_What this task involves_
Can you recast the rows below as a numbered list, starting at the first row and ending at the line that contains "info-icon[interactable]: i [1044,350,1098,404]", with any blank lines left out?
____ Material for the task
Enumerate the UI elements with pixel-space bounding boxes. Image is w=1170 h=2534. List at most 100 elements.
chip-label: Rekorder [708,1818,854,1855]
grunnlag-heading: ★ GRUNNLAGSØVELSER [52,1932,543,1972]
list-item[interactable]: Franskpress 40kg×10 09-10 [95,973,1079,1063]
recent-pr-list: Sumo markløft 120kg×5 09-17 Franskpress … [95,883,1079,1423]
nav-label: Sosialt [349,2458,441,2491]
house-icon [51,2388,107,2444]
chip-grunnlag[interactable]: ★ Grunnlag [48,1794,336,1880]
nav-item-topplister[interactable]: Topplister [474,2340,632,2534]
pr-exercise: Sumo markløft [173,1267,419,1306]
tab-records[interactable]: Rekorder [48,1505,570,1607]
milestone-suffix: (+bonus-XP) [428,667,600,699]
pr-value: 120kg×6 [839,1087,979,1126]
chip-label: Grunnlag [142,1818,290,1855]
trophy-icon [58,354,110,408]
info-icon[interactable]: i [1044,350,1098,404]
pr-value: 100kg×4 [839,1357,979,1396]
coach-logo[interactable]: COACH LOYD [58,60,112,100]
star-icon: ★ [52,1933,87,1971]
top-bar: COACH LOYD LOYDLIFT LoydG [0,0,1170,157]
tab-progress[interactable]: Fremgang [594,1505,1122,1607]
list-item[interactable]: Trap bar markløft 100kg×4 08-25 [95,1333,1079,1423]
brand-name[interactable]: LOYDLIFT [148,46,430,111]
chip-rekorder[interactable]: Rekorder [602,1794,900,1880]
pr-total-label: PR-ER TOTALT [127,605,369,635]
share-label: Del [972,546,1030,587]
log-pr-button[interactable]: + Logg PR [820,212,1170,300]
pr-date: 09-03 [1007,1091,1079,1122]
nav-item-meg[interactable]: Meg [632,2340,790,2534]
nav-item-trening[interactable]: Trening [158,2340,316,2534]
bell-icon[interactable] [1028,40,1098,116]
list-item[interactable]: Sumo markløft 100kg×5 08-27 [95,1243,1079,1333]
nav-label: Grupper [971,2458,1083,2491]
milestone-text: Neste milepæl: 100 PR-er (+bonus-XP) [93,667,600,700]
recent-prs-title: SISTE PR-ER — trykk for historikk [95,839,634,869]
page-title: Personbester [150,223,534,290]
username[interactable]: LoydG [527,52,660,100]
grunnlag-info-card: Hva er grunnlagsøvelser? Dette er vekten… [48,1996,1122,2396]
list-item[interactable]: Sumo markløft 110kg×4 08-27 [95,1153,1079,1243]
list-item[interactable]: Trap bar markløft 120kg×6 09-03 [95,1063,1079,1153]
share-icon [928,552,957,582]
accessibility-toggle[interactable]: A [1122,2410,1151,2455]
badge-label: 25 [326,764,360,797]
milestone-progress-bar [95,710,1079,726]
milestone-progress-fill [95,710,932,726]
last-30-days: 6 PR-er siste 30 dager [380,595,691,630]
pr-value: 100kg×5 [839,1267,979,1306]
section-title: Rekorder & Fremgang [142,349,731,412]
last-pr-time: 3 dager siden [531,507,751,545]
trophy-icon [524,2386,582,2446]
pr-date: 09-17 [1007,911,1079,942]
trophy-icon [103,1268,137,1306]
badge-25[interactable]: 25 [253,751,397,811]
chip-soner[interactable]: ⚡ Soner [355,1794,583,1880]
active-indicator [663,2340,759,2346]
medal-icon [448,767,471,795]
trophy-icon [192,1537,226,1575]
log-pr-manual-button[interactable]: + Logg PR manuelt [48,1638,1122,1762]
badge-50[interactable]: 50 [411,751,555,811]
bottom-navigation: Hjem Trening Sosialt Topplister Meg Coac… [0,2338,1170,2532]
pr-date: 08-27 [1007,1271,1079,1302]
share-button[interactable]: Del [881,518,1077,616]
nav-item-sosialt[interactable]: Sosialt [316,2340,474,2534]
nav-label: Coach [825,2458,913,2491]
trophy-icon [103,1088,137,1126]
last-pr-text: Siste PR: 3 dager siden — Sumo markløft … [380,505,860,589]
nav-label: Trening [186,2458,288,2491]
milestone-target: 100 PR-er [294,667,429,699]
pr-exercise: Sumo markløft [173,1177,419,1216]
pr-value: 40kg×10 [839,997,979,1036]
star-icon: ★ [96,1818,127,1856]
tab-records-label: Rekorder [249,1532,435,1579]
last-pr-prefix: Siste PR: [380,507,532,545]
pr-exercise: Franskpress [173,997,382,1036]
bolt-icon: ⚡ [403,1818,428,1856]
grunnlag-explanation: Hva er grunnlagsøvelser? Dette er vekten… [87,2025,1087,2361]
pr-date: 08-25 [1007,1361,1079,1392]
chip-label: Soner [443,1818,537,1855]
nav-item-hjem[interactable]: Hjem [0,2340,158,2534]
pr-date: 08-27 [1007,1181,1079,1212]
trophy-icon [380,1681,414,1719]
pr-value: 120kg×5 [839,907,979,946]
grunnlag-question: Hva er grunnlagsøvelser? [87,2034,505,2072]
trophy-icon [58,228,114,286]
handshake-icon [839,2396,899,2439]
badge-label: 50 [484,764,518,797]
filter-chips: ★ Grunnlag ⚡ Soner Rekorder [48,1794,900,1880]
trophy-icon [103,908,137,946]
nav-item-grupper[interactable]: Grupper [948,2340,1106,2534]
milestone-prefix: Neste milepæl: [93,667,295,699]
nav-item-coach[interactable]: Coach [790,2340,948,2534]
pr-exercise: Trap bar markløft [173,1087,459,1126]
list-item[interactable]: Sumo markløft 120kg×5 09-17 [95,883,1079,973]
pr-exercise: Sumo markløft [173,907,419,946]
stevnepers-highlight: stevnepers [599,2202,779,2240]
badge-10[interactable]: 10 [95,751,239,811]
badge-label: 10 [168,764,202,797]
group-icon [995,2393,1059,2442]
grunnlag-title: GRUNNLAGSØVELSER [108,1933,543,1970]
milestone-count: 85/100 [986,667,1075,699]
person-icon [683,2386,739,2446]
________
_Solution to this exercise_
1. Enumerate the UI elements with pixel-space bounding boxes. Image is w=1170 h=2534. List at most 100 elements.
2. chip-label: Rekorder [708,1818,854,1855]
3. grunnlag-heading: ★ GRUNNLAGSØVELSER [52,1932,543,1972]
4. list-item[interactable]: Franskpress 40kg×10 09-10 [95,973,1079,1063]
5. recent-pr-list: Sumo markløft 120kg×5 09-17 Franskpress … [95,883,1079,1423]
6. nav-label: Sosialt [349,2458,441,2491]
7. house-icon [51,2388,107,2444]
8. chip-grunnlag[interactable]: ★ Grunnlag [48,1794,336,1880]
9. nav-item-topplister[interactable]: Topplister [474,2340,632,2534]
10. pr-exercise: Sumo markløft [173,1267,419,1306]
11. tab-records[interactable]: Rekorder [48,1505,570,1607]
12. milestone-suffix: (+bonus-XP) [428,667,600,699]
13. pr-value: 120kg×6 [839,1087,979,1126]
14. chip-label: Grunnlag [142,1818,290,1855]
15. trophy-icon [58,354,110,408]
16. info-icon[interactable]: i [1044,350,1098,404]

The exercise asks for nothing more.